— BEGIN Provided information —

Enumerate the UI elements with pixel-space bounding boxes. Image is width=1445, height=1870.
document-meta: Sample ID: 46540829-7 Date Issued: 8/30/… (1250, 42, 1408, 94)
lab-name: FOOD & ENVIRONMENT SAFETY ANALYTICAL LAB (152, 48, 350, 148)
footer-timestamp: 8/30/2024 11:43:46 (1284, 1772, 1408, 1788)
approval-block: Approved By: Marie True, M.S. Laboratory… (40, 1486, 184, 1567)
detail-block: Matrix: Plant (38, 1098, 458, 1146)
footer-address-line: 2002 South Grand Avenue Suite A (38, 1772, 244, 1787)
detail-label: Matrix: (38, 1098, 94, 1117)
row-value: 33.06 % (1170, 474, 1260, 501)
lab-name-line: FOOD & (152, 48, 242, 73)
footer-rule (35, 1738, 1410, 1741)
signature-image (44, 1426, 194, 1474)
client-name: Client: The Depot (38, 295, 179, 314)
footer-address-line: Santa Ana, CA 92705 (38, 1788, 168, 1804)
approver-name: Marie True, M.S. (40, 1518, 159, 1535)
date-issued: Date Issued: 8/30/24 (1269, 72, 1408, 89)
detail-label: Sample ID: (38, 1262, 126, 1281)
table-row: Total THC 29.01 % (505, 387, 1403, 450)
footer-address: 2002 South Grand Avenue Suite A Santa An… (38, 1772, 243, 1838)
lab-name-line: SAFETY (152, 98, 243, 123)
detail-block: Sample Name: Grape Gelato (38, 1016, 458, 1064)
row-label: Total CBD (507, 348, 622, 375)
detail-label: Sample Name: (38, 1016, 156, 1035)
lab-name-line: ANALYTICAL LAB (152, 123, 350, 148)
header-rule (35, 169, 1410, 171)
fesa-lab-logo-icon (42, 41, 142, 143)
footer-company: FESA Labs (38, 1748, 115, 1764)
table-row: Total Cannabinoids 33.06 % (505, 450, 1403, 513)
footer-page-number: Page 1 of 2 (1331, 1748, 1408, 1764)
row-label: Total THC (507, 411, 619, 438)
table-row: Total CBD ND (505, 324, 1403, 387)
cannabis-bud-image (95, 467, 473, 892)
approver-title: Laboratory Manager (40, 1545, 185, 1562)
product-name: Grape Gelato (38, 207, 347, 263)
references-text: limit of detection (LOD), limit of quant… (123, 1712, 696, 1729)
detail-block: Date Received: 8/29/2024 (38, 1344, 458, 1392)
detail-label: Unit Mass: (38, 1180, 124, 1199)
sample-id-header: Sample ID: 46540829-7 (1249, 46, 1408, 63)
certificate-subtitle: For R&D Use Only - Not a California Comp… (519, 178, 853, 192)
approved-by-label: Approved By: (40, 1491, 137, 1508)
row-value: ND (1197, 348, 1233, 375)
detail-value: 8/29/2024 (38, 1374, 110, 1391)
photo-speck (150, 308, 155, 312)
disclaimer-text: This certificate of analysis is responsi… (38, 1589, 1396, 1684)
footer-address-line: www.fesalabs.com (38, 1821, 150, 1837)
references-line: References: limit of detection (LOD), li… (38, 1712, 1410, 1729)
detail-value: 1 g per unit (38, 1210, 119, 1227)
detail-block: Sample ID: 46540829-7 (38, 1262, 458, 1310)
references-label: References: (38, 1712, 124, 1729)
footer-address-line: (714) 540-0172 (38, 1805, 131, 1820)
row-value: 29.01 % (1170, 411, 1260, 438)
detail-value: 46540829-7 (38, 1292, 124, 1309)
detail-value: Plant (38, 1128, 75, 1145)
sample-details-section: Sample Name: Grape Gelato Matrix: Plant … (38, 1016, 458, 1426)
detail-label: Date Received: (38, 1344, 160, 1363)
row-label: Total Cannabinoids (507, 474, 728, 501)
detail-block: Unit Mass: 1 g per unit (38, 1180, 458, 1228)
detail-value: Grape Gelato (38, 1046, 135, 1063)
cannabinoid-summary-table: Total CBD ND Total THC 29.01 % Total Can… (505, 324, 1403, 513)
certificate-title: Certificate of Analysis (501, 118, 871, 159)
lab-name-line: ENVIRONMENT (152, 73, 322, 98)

— END Provided information —

Work to be completed – Please copy every line of the listing above, keeping each one identical to how it appears.

Task solution –
Enumerate the UI elements with pixel-space bounding boxes. Image is width=1445, height=1870.
document-meta: Sample ID: 46540829-7 Date Issued: 8/30/… (1250, 42, 1408, 94)
lab-name: FOOD & ENVIRONMENT SAFETY ANALYTICAL LAB (152, 48, 350, 148)
footer-timestamp: 8/30/2024 11:43:46 (1284, 1772, 1408, 1788)
approval-block: Approved By: Marie True, M.S. Laboratory… (40, 1486, 184, 1567)
detail-block: Matrix: Plant (38, 1098, 458, 1146)
footer-address-line: 2002 South Grand Avenue Suite A (38, 1772, 244, 1787)
detail-label: Matrix: (38, 1098, 94, 1117)
row-value: 33.06 % (1170, 474, 1260, 501)
lab-name-line: FOOD & (152, 48, 242, 73)
footer-rule (35, 1738, 1410, 1741)
signature-image (44, 1426, 194, 1474)
client-name: Client: The Depot (38, 295, 179, 314)
footer-address-line: Santa Ana, CA 92705 (38, 1788, 168, 1804)
approver-name: Marie True, M.S. (40, 1518, 159, 1535)
date-issued: Date Issued: 8/30/24 (1269, 72, 1408, 89)
detail-label: Sample ID: (38, 1262, 126, 1281)
table-row: Total THC 29.01 % (505, 387, 1403, 450)
footer-address: 2002 South Grand Avenue Suite A Santa An… (38, 1772, 243, 1838)
lab-name-line: SAFETY (152, 98, 243, 123)
detail-block: Sample Name: Grape Gelato (38, 1016, 458, 1064)
row-label: Total CBD (507, 348, 622, 375)
detail-label: Sample Name: (38, 1016, 156, 1035)
lab-name-line: ANALYTICAL LAB (152, 123, 350, 148)
header-rule (35, 169, 1410, 171)
fesa-lab-logo-icon (42, 41, 142, 143)
footer-company: FESA Labs (38, 1748, 115, 1764)
table-row: Total Cannabinoids 33.06 % (505, 450, 1403, 513)
footer-page-number: Page 1 of 2 (1331, 1748, 1408, 1764)
row-label: Total THC (507, 411, 619, 438)
table-row: Total CBD ND (505, 324, 1403, 387)
cannabis-bud-image (95, 467, 473, 892)
approver-title: Laboratory Manager (40, 1545, 185, 1562)
product-name: Grape Gelato (38, 207, 347, 263)
references-text: limit of detection (LOD), limit of quant… (123, 1712, 696, 1729)
detail-block: Date Received: 8/29/2024 (38, 1344, 458, 1392)
detail-label: Unit Mass: (38, 1180, 124, 1199)
sample-id-header: Sample ID: 46540829-7 (1249, 46, 1408, 63)
certificate-subtitle: For R&D Use Only - Not a California Comp… (519, 178, 853, 192)
approved-by-label: Approved By: (40, 1491, 137, 1508)
row-value: ND (1197, 348, 1233, 375)
detail-value: 8/29/2024 (38, 1374, 110, 1391)
photo-speck (150, 308, 155, 312)
disclaimer-text: This certificate of analysis is responsi… (38, 1589, 1396, 1684)
footer-address-line: www.fesalabs.com (38, 1821, 150, 1837)
references-line: References: limit of detection (LOD), li… (38, 1712, 1410, 1729)
detail-value: 1 g per unit (38, 1210, 119, 1227)
detail-block: Sample ID: 46540829-7 (38, 1262, 458, 1310)
references-label: References: (38, 1712, 124, 1729)
footer-address-line: (714) 540-0172 (38, 1805, 131, 1820)
row-value: 29.01 % (1170, 411, 1260, 438)
detail-value: 46540829-7 (38, 1292, 124, 1309)
detail-value: Plant (38, 1128, 75, 1145)
sample-details-section: Sample Name: Grape Gelato Matrix: Plant … (38, 1016, 458, 1426)
detail-label: Date Received: (38, 1344, 160, 1363)
row-label: Total Cannabinoids (507, 474, 728, 501)
detail-block: Unit Mass: 1 g per unit (38, 1180, 458, 1228)
detail-value: Grape Gelato (38, 1046, 135, 1063)
cannabinoid-summary-table: Total CBD ND Total THC 29.01 % Total Can… (505, 324, 1403, 513)
certificate-title: Certificate of Analysis (501, 118, 871, 159)
lab-name-line: ENVIRONMENT (152, 73, 322, 98)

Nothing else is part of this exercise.